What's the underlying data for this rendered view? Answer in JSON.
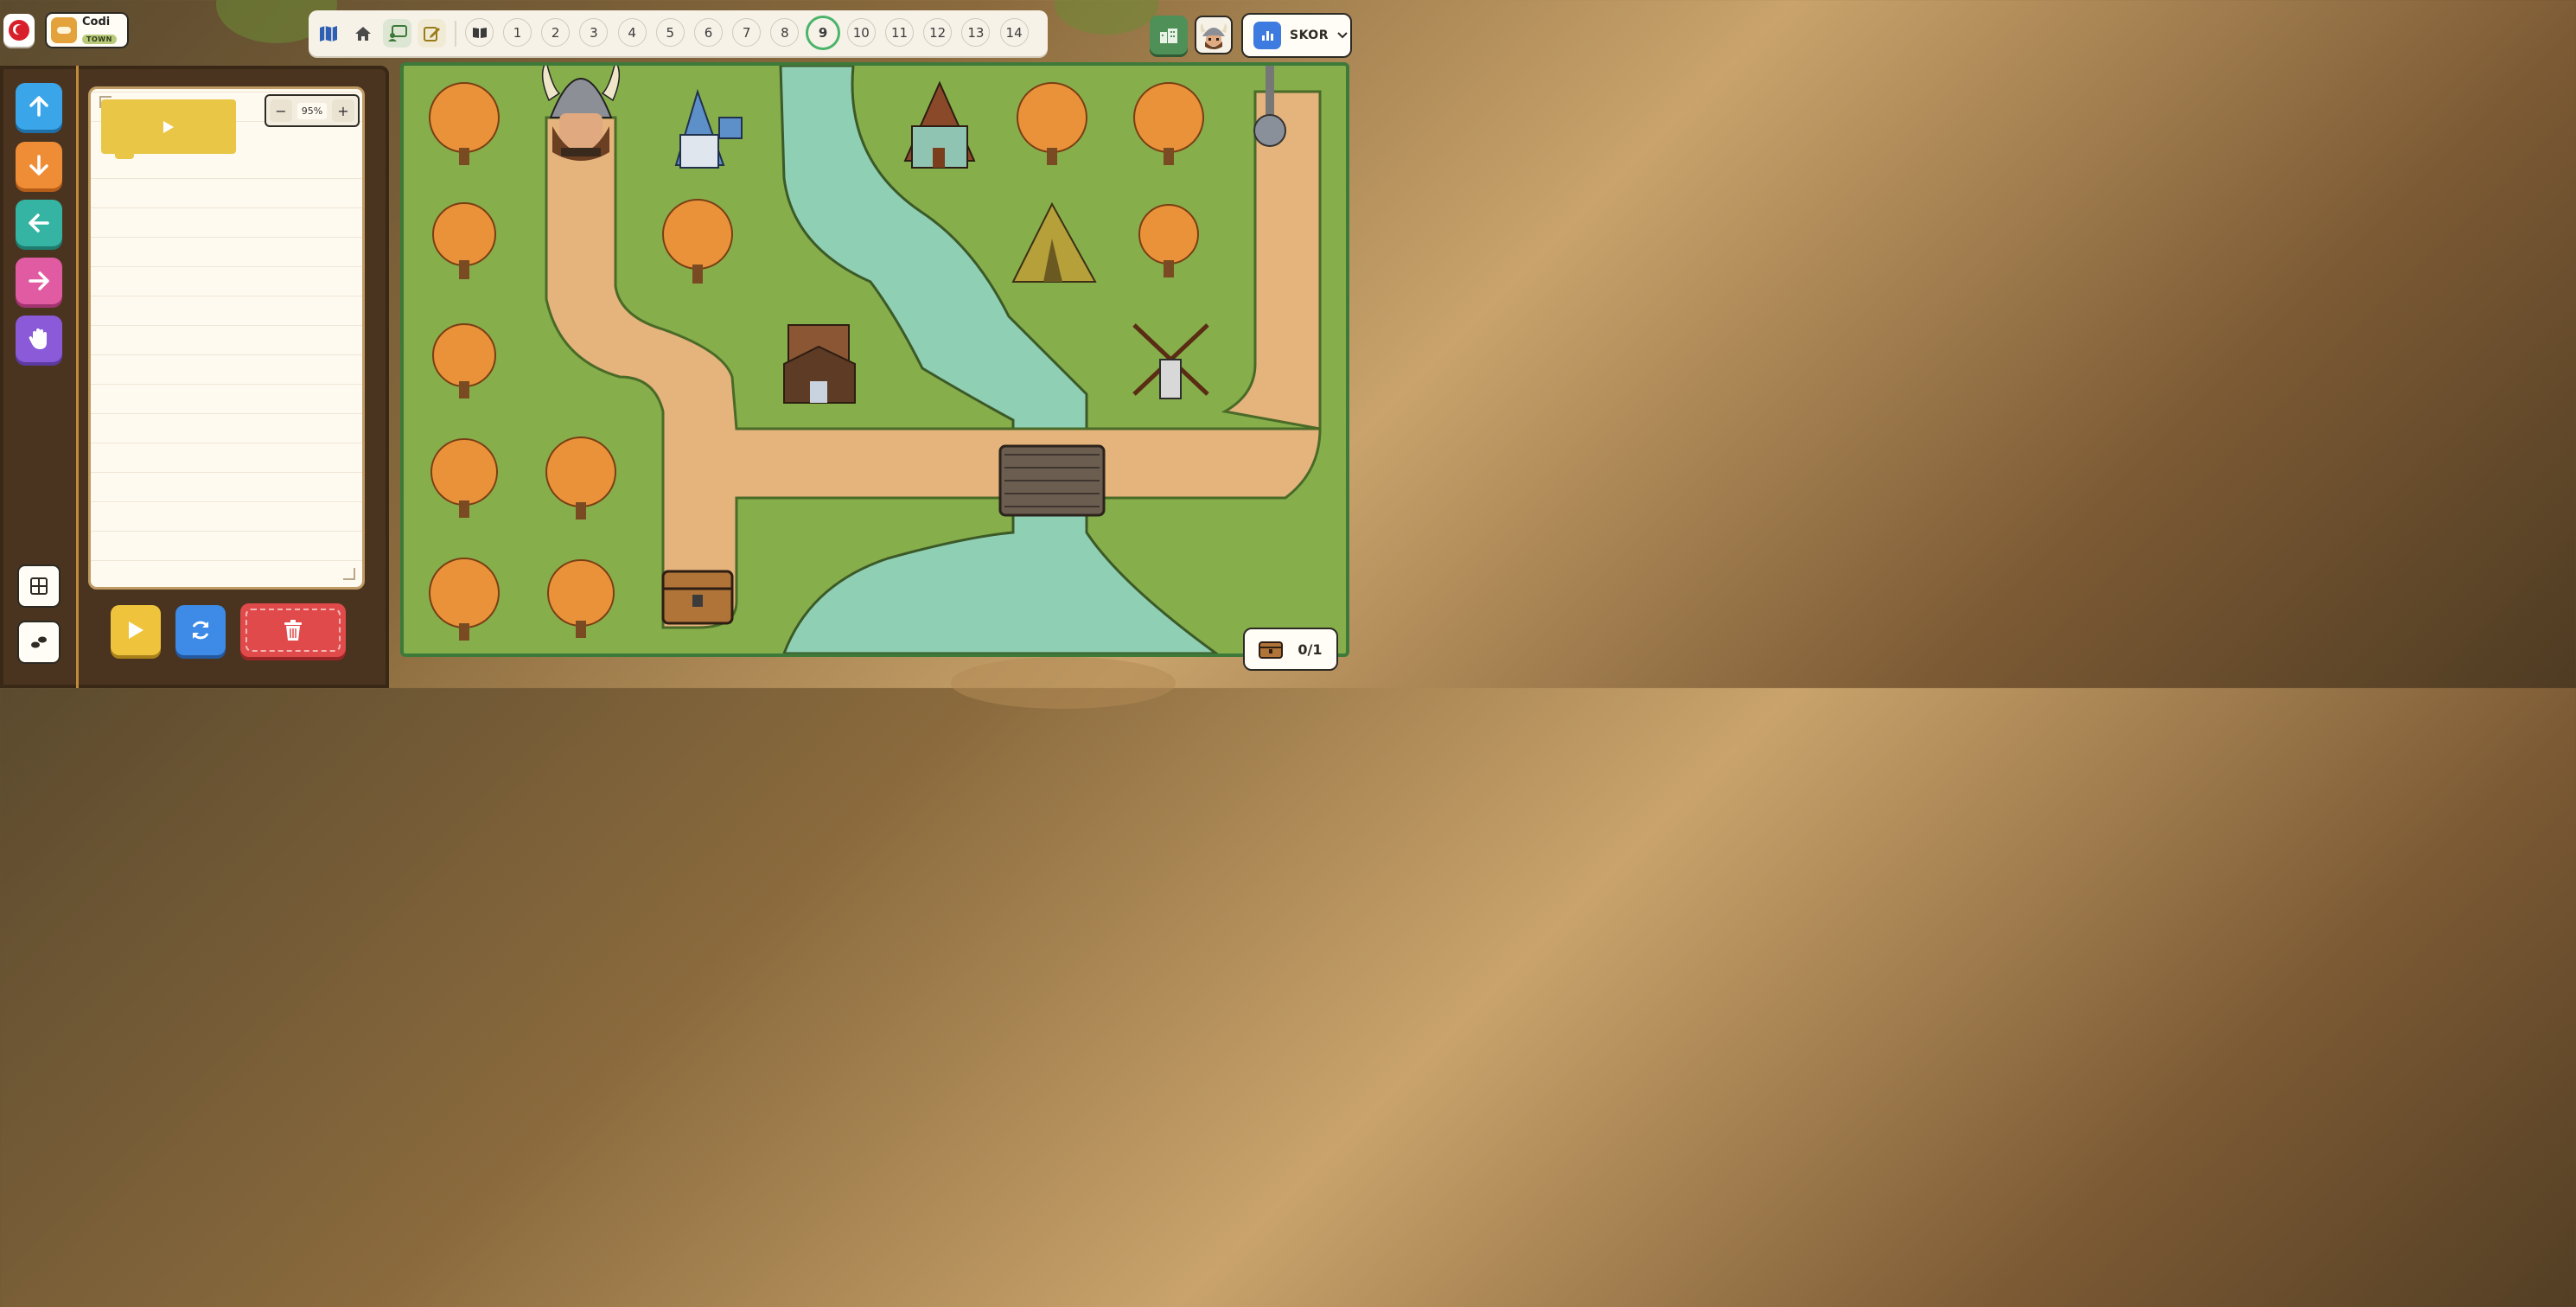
{
  "header": {
    "language_flag": "turkey-flag",
    "app_name": "Codi",
    "app_tag": "TOWN"
  },
  "toolbar": {
    "tools": [
      "map-icon",
      "home-icon",
      "classroom-icon",
      "edit-icon"
    ],
    "book_icon": "book-icon",
    "levels": [
      "1",
      "2",
      "3",
      "4",
      "5",
      "6",
      "7",
      "8",
      "9",
      "10",
      "11",
      "12",
      "13",
      "14"
    ],
    "current_level": "9"
  },
  "top_right": {
    "city_icon": "city-icon",
    "avatar_icon": "viking-avatar-icon",
    "score_label": "SKOR"
  },
  "commands": [
    {
      "name": "move-up-button",
      "icon": "arrow-up-icon",
      "color": "#3aa6e9"
    },
    {
      "name": "move-down-button",
      "icon": "arrow-down-icon",
      "color": "#ef8c36"
    },
    {
      "name": "move-left-button",
      "icon": "arrow-left-icon",
      "color": "#35b3a3"
    },
    {
      "name": "move-right-button",
      "icon": "arrow-right-icon",
      "color": "#e05ba2"
    },
    {
      "name": "stop-button",
      "icon": "hand-icon",
      "color": "#8a5ad8"
    }
  ],
  "workspace": {
    "zoom_level": "95%",
    "zoom_out": "−",
    "zoom_in": "+"
  },
  "controls": {
    "run_icon": "play-icon",
    "reset_icon": "refresh-icon",
    "delete_icon": "trash-icon"
  },
  "map": {
    "character": "viking",
    "goal": "treasure-chest",
    "objects": [
      "trees",
      "blue-house",
      "green-barn",
      "tent",
      "log-cabin",
      "windmill",
      "bridge",
      "river",
      "lamp-post"
    ]
  },
  "chest_counter": "0/1"
}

++++++++

**PROBLEM**
Pick out the lines containing the string "color" and show them.

**SOLUTION TO THIS PROBLEM**
      "color": "#3aa6e9"
      "color": "#ef8c36"
      "color": "#35b3a3"
      "color": "#e05ba2"
      "color": "#8a5ad8"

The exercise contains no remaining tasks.